Text ->
Start of Block

# sunglow wit red eyes?



## furgle (Aug 1, 2008)

jus wondering and it may be a bit of a stupid question but i recently bred my high yellow (M) wit my sunglow (F) and the first two that hatched are nearly identical exept ones got red eyes both are looking very orange already round the legs and head and normal sunglow yellow and pinkish stripes :2thumb: was jus wondering wot the red eyed baby would be ?? cant be a sunglow can it?? or patternless albino?? got me confuzzled this one


----------



## furgle (Aug 1, 2008)

ive finally found me bluetooth link lol but these pic's are S*** lol hopwfully they should help tho :2thumb:

first the baby wit black eyes 









now the red eyed baby









but i will post better pics as soon as i can get me hand on a me mates good phone :2thumb:


----------



## boywonder (Mar 10, 2008)

looks like both the parents are het eclipse, lucky you


----------



## MrMike (Jun 28, 2008)

Are the eyes solid red? If so you seem to have dropped on lucky and have a Sunglow eclipse.


----------



## sam12345 (Dec 28, 2007)

End of Block

Tasks to complete ->
a – In the sunglow thread, what did furgle breed the sunglow female with?
b – Pick up the sunglow thread from its last line and carry it on.
None of this data is needed.

Structured page parsing data
Start of Block

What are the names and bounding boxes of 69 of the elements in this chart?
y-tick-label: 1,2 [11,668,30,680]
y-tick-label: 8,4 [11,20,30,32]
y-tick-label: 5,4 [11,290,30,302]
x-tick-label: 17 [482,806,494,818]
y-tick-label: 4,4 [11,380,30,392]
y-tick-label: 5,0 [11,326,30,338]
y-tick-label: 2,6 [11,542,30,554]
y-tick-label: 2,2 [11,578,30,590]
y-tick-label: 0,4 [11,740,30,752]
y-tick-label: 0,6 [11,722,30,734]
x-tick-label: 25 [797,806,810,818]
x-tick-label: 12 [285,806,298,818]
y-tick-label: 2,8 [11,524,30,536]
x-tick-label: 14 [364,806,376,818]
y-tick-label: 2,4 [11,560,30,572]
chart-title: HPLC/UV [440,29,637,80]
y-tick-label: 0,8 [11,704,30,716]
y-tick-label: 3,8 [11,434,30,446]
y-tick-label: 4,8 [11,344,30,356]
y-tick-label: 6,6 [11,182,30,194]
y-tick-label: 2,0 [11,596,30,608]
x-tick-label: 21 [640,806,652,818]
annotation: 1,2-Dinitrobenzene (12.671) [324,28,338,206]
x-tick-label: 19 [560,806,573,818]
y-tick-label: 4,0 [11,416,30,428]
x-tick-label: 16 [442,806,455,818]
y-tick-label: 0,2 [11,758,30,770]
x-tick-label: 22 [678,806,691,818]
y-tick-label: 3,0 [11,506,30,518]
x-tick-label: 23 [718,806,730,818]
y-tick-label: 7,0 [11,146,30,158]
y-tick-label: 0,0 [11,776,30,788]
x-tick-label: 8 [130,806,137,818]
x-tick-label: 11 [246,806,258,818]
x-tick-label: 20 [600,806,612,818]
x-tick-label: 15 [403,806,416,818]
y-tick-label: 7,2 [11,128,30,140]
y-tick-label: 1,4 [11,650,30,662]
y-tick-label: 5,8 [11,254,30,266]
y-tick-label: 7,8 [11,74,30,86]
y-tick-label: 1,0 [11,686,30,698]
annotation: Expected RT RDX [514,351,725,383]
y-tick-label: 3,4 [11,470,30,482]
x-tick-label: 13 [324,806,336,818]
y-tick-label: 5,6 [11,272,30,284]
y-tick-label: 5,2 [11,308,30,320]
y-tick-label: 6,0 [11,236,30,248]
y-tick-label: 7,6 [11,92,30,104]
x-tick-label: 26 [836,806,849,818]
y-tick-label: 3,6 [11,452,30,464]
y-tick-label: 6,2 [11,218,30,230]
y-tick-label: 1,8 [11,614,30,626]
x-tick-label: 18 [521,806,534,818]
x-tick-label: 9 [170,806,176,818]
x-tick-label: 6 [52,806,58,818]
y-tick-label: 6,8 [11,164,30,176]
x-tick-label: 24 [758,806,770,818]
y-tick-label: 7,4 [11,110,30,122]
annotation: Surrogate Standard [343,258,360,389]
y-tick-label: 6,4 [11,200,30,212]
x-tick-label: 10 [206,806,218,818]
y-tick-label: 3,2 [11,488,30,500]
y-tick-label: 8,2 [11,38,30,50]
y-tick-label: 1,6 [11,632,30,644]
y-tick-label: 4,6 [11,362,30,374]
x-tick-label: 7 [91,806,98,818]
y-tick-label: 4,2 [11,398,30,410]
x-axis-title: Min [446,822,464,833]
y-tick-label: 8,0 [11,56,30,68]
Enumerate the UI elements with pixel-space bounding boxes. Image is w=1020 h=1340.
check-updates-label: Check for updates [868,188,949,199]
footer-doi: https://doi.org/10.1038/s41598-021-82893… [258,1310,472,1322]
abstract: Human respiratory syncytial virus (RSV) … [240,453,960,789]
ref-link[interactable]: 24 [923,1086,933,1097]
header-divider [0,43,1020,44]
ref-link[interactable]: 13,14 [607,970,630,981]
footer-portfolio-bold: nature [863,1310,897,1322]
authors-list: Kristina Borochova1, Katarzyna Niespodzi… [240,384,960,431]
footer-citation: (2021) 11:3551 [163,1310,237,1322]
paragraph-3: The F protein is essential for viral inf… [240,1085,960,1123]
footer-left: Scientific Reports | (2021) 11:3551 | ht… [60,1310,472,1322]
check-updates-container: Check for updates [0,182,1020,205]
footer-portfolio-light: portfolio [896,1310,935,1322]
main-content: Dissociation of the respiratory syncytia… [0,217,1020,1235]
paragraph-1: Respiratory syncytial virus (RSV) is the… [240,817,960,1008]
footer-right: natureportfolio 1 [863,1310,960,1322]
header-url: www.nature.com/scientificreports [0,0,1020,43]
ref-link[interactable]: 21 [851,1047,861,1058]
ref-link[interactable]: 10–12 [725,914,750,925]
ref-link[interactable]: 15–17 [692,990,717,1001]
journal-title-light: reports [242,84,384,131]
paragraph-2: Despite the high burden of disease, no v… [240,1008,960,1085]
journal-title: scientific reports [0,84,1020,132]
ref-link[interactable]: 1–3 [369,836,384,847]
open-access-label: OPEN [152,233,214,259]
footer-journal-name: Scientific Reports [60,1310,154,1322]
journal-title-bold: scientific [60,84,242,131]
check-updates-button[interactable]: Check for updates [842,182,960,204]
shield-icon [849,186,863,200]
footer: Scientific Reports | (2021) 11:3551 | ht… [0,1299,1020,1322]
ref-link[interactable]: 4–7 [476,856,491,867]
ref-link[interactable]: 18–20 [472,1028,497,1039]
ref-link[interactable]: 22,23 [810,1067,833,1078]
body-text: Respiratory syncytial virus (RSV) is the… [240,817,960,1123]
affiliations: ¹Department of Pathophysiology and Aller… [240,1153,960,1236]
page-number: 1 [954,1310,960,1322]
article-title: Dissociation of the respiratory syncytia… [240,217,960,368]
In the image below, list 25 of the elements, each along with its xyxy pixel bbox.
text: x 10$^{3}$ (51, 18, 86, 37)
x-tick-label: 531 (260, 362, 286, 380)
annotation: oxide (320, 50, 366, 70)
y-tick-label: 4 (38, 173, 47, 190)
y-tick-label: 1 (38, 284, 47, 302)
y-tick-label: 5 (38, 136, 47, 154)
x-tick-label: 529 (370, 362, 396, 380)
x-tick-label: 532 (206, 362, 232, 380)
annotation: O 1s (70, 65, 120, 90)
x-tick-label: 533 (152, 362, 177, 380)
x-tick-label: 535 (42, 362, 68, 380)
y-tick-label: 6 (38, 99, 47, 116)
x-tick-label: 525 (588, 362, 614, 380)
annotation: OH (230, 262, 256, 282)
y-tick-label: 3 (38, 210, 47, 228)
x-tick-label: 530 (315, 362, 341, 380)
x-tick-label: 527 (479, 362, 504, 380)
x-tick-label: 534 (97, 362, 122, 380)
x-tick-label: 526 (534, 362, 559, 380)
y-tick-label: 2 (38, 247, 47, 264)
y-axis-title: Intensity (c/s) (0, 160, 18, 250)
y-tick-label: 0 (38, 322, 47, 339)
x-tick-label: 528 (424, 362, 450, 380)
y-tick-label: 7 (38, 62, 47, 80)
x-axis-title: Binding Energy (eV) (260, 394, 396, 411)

End of Block

Answers for the tasks ->
a – A high yellow male.

b –
The pictures are pretty poor for an idea but the first looks mack albino, the second possibly sunglow.
If the eyes are solid red then they have eclipse in the mix.

Better pics are needed though especially of the eyes and nose area.


----------



## furgle (Aug 1, 2008)

thanks for the input ppl and the eyes now are very light pink in the edges with a solid red line through them ...will post better pics asap :2thumb:


----------



## boywonder (Mar 10, 2008)

sounds like you've got a tremper super hypo hatchling, :2thumb:
and your normal male is het tremper


----------



## furgle (Aug 1, 2008)

even more ov a bonus lol :2thumb:


----------



## furgle (Aug 1, 2008)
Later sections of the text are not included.